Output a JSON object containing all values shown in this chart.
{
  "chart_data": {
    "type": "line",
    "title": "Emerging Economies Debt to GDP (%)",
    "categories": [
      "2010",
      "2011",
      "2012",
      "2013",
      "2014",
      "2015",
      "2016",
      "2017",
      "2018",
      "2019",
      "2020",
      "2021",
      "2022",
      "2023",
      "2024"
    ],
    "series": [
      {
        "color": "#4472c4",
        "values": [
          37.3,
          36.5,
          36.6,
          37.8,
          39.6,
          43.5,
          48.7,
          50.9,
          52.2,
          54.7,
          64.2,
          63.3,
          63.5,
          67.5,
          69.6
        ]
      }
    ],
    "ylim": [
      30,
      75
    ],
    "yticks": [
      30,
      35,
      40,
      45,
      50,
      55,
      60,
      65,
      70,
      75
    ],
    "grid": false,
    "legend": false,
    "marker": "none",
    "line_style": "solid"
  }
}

----------

▸ What this task involves: Using the listing above, reproduce each line without omission.

▸ Worked answer:
Output a JSON object containing all values shown in this chart.
{
  "chart_data": {
    "type": "line",
    "title": "Emerging Economies Debt to GDP (%)",
    "categories": [
      "2010",
      "2011",
      "2012",
      "2013",
      "2014",
      "2015",
      "2016",
      "2017",
      "2018",
      "2019",
      "2020",
      "2021",
      "2022",
      "2023",
      "2024"
    ],
    "series": [
      {
        "color": "#4472c4",
        "values": [
          37.3,
          36.5,
          36.6,
          37.8,
          39.6,
          43.5,
          48.7,
          50.9,
          52.2,
          54.7,
          64.2,
          63.3,
          63.5,
          67.5,
          69.6
        ]
      }
    ],
    "ylim": [
      30,
      75
    ],
    "yticks": [
      30,
      35,
      40,
      45,
      50,
      55,
      60,
      65,
      70,
      75
    ],
    "grid": false,
    "legend": false,
    "marker": "none",
    "line_style": "solid"
  }
}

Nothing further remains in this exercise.